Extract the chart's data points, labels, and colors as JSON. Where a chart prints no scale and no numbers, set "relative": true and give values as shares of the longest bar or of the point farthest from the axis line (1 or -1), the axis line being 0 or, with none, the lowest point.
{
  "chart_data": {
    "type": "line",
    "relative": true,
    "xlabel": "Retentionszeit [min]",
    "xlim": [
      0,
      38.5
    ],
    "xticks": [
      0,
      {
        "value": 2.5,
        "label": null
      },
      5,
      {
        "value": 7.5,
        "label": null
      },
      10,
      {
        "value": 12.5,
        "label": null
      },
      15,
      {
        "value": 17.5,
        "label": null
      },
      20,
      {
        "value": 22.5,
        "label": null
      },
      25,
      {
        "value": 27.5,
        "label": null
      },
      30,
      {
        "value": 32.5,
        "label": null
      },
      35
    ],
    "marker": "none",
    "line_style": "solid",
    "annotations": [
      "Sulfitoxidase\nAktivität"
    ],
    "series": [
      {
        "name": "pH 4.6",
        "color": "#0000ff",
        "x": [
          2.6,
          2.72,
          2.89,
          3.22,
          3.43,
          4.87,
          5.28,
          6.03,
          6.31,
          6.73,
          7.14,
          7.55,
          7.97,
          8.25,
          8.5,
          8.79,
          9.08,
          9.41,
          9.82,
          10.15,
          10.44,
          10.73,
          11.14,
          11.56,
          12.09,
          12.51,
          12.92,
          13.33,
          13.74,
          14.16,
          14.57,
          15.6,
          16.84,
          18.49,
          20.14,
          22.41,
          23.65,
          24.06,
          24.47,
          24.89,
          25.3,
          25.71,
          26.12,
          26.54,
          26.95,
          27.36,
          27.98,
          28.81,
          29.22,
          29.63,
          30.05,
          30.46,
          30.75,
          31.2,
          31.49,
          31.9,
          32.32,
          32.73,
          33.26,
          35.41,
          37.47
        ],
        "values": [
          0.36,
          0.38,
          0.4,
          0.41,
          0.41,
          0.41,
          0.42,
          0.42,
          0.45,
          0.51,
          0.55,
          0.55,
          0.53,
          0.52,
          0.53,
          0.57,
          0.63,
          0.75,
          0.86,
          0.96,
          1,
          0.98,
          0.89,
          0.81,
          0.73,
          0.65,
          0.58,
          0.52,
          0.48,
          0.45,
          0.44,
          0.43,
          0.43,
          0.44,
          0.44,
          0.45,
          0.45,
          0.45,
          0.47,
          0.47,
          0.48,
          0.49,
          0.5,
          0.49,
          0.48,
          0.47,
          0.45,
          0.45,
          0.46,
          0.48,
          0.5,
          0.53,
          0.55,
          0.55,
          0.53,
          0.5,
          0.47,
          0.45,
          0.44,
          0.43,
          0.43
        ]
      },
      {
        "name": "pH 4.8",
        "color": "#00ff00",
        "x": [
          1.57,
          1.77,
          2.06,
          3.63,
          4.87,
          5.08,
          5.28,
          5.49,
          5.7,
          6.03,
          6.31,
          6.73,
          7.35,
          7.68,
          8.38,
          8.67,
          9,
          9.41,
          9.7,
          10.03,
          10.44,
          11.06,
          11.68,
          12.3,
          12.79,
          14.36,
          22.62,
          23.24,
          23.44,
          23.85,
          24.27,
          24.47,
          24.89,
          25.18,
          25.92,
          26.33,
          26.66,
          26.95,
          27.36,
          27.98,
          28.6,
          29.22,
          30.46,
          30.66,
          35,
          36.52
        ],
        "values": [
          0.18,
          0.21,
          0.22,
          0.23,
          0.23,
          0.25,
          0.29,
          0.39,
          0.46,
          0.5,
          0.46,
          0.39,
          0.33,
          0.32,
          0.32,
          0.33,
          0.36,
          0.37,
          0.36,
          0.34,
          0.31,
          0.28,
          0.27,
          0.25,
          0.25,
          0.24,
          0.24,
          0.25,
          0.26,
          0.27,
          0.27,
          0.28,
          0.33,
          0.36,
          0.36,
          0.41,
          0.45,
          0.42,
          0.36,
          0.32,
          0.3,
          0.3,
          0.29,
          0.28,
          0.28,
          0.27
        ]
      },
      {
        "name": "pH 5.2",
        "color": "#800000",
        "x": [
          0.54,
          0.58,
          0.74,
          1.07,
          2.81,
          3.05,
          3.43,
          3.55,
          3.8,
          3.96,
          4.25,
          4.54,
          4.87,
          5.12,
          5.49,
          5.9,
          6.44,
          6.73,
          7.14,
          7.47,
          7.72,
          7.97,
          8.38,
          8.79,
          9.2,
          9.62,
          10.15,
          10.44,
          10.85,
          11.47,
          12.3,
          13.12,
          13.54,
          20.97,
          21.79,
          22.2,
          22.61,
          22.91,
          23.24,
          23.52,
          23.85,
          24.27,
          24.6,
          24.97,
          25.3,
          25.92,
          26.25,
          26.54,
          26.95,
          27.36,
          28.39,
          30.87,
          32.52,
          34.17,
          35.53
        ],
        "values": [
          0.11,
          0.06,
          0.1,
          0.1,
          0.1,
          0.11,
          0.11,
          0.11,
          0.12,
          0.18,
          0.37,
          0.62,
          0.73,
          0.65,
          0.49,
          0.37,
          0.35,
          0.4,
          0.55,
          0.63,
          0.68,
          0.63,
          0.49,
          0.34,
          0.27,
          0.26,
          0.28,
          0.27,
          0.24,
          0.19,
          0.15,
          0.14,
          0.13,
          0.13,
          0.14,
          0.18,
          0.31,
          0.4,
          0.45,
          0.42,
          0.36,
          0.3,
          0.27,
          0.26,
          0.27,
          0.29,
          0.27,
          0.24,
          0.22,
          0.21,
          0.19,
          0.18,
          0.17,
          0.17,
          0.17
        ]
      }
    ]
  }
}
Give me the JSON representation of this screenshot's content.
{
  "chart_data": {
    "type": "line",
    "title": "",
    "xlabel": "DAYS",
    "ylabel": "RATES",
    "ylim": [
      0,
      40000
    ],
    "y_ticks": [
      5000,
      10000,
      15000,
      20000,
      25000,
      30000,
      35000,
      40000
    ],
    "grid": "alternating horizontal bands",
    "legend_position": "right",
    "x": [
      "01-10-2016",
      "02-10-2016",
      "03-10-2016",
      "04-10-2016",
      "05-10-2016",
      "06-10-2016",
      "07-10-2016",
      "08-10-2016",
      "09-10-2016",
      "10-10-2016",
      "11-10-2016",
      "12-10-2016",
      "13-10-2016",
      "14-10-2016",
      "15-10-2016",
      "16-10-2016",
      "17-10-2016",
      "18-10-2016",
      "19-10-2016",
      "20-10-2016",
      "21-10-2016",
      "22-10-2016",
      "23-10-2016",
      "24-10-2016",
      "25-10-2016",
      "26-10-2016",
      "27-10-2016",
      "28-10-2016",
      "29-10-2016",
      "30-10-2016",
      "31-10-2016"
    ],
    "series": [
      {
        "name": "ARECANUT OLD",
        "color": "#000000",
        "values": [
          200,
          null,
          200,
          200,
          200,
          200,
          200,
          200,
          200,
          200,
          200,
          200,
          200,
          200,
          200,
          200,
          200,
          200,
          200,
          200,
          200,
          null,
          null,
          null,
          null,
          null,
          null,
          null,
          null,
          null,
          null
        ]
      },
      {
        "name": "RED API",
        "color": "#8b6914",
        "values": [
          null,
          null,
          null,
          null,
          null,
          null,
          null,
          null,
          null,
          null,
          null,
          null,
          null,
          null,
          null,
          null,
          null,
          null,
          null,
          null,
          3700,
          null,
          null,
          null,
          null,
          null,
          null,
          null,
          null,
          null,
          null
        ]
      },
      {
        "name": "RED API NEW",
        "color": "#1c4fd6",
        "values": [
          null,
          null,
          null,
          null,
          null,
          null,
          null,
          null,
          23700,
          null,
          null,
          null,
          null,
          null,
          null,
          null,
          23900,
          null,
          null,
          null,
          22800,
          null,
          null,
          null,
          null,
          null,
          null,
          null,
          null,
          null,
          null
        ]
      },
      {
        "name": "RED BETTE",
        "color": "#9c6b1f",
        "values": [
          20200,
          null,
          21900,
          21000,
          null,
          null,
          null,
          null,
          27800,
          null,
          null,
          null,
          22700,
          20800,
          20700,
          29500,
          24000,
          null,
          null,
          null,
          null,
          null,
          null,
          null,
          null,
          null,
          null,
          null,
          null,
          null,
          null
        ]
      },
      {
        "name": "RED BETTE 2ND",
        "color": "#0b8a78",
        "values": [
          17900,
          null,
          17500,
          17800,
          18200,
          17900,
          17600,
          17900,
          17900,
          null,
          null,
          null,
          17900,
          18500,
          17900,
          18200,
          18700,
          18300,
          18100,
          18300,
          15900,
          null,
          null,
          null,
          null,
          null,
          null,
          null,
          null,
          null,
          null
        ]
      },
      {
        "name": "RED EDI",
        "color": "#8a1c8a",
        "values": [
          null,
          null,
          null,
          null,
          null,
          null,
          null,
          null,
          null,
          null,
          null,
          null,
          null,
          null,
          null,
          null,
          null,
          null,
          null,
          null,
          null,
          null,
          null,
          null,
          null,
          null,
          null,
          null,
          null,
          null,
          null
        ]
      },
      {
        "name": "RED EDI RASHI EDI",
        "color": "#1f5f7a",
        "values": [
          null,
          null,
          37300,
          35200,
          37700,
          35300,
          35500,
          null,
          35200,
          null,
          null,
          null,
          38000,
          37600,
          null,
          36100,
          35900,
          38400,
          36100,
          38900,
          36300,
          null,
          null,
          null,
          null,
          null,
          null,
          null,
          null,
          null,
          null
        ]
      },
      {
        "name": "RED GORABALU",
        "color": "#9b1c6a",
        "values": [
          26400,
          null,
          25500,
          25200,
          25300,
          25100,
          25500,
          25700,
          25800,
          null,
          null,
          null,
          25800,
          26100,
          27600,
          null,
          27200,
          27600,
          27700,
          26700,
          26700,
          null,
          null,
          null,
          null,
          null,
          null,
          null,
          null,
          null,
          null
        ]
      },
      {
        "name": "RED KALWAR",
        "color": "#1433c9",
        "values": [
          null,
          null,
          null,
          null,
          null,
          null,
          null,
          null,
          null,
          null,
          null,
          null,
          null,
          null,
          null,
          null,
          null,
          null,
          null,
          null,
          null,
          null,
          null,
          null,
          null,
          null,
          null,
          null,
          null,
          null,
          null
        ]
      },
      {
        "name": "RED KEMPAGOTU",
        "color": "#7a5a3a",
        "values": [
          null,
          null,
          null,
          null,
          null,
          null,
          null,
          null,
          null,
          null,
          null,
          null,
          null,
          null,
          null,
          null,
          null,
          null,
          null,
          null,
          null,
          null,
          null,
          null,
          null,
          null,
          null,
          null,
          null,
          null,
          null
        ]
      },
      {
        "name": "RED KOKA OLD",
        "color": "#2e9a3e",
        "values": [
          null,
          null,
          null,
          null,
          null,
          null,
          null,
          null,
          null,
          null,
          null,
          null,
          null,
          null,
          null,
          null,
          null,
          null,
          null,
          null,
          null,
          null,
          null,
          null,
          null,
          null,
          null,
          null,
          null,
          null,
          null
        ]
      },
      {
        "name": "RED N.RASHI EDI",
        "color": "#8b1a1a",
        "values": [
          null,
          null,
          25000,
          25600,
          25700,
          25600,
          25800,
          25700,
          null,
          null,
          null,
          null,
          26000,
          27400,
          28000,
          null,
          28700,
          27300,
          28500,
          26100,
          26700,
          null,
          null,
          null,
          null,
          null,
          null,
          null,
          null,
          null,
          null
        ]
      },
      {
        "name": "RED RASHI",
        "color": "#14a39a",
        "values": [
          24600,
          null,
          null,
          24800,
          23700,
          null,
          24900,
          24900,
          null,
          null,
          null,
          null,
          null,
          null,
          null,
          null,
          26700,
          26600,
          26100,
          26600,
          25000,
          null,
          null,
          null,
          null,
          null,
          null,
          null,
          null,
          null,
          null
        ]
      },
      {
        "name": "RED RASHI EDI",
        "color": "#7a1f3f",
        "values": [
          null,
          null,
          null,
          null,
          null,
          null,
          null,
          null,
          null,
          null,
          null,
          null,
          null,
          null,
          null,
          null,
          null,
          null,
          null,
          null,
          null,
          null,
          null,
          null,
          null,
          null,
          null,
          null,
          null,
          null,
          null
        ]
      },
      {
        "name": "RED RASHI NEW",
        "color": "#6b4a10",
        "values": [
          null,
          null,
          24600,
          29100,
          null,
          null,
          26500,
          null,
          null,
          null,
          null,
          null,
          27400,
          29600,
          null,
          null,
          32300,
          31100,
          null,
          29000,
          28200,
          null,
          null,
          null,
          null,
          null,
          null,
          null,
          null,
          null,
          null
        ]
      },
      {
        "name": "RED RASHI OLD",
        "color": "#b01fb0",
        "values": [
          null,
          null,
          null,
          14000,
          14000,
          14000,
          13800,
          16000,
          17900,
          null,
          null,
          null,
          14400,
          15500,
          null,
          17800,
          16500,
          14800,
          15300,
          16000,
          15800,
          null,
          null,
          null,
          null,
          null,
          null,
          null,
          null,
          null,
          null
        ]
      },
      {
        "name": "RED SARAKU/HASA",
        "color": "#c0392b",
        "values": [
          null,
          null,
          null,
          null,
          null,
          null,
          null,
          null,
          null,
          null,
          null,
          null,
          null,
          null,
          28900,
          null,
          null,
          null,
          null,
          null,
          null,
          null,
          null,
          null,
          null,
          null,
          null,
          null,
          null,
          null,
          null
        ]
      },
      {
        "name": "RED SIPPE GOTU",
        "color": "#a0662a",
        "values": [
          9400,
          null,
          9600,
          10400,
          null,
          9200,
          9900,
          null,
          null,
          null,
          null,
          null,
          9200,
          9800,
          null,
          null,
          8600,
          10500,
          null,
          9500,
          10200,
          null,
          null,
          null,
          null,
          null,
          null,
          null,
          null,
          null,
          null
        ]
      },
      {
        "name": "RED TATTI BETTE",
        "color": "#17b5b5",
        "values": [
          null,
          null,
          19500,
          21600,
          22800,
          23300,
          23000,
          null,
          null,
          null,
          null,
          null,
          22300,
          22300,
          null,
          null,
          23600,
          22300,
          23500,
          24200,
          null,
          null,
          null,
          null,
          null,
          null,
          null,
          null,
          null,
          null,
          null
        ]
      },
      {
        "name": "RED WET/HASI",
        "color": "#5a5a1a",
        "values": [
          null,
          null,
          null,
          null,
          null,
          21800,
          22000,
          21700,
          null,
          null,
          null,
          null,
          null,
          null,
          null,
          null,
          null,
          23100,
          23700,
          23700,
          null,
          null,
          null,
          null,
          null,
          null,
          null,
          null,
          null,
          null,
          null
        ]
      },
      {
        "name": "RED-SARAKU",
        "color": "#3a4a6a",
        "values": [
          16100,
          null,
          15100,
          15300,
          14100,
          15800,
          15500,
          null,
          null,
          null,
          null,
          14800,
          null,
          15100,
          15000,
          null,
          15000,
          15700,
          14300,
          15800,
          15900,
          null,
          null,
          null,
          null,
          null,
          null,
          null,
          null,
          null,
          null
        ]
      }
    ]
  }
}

# What needs to be done
Identify each line in the records above containing the word "none"; copy those lines.

# Final answer
Extract the chart's data points, labels, and colors as JSON. Where a chart prints no scale and no numbers, set "relative": true and give values as shares of the longest bar or of the point farthest from the axis line (1 or -1), the axis line being 0 or, with none, the lowest point.
    "marker": "none",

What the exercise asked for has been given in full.